● **Exercise**
Include the line containing "Output a JSON" and every line after it up to the end of the material below; reproduce them exactly and drop the pictures.

● **Data extract**
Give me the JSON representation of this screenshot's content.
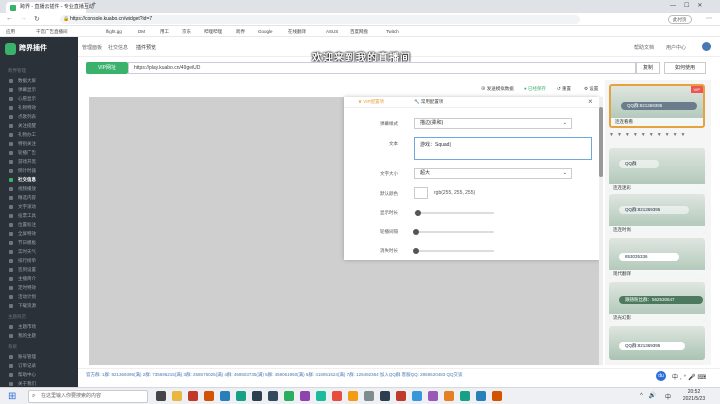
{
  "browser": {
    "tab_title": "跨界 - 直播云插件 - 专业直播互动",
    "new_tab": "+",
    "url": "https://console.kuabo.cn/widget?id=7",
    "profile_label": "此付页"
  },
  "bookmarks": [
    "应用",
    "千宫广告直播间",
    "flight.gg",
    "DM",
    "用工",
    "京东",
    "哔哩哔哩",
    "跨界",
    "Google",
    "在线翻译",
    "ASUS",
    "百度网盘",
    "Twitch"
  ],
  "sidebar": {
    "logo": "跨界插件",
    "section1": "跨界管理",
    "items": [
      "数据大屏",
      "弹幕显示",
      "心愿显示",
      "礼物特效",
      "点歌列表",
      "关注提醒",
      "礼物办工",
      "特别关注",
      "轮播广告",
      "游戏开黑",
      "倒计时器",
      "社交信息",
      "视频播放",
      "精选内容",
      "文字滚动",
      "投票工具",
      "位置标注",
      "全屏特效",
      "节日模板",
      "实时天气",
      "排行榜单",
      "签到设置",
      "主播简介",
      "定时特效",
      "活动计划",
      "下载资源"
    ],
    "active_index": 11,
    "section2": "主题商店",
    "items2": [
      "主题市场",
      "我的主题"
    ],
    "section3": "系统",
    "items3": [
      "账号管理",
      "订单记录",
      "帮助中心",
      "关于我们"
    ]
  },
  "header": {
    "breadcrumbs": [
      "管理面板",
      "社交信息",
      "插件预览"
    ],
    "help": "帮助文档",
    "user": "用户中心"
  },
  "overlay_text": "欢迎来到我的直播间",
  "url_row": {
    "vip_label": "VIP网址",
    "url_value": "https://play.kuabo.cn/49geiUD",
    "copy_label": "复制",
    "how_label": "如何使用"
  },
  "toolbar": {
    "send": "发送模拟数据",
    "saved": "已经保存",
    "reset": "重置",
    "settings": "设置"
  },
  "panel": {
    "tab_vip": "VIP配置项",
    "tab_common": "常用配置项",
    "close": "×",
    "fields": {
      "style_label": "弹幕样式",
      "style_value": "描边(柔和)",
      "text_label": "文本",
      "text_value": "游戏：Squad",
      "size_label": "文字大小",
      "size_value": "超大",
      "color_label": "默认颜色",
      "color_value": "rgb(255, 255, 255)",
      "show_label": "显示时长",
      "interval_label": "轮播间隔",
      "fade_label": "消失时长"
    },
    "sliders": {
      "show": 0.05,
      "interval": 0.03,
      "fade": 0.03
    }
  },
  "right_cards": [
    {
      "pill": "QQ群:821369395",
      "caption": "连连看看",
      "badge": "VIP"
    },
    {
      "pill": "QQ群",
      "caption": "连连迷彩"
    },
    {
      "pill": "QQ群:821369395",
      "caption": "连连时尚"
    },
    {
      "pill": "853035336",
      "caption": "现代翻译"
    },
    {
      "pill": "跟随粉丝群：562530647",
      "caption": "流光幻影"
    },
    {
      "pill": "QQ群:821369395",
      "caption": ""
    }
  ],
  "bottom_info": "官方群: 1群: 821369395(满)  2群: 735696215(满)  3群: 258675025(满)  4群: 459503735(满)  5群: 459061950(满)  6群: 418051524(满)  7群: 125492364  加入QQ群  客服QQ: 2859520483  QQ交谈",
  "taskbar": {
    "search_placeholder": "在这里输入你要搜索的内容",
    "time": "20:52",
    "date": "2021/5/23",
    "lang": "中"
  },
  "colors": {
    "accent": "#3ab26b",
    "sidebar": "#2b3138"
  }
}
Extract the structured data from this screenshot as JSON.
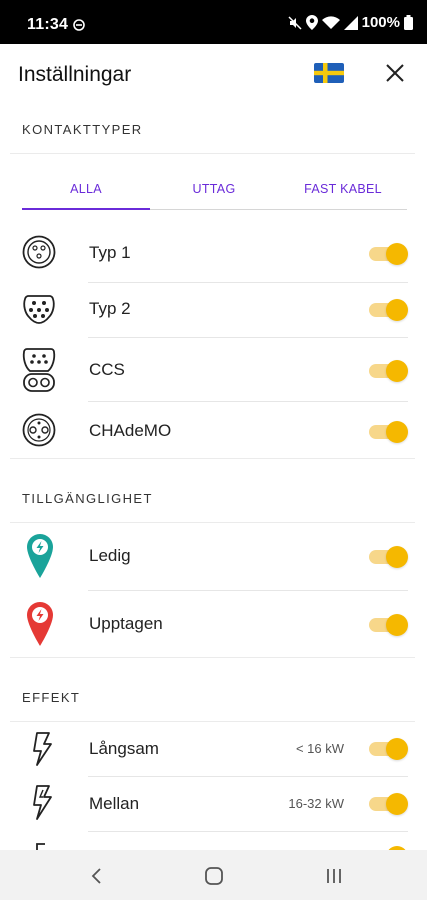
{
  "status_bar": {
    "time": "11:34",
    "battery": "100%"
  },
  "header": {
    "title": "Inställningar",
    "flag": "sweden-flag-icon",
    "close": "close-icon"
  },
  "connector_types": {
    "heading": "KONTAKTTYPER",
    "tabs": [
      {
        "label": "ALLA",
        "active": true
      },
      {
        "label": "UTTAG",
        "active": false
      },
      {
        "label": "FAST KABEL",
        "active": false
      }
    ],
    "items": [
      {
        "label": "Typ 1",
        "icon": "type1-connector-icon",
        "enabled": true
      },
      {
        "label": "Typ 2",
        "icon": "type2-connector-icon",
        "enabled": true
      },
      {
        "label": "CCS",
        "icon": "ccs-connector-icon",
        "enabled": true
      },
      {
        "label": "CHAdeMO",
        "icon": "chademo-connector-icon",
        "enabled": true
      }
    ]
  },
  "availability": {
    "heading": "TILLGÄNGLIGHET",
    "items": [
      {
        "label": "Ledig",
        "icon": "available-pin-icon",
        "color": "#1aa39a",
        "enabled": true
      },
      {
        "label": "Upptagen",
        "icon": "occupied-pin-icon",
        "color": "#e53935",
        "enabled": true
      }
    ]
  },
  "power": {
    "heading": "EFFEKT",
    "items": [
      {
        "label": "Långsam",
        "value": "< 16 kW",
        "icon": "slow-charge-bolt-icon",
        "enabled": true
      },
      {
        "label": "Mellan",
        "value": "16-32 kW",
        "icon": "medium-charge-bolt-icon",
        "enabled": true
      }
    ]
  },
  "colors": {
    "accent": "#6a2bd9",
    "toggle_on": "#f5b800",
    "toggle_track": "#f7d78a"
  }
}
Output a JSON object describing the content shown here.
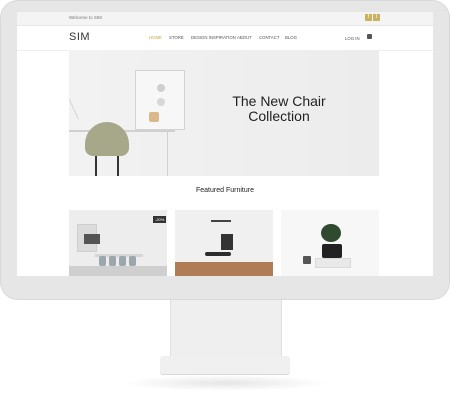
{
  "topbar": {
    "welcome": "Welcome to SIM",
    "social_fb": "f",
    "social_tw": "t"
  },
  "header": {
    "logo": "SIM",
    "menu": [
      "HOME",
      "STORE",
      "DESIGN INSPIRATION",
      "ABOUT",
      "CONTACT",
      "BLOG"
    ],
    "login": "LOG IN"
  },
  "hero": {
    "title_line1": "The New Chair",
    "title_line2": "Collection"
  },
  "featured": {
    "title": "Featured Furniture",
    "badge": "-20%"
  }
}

● **Output**
Output a JSON object describing the content shown here.
{
  "topbar": {
    "welcome": "Welcome to SIM",
    "social_fb": "f",
    "social_tw": "t"
  },
  "header": {
    "logo": "SIM",
    "menu": [
      "HOME",
      "STORE",
      "DESIGN INSPIRATION",
      "ABOUT",
      "CONTACT",
      "BLOG"
    ],
    "login": "LOG IN"
  },
  "hero": {
    "title_line1": "The New Chair",
    "title_line2": "Collection"
  },
  "featured": {
    "title": "Featured Furniture",
    "badge": "-20%"
  }
}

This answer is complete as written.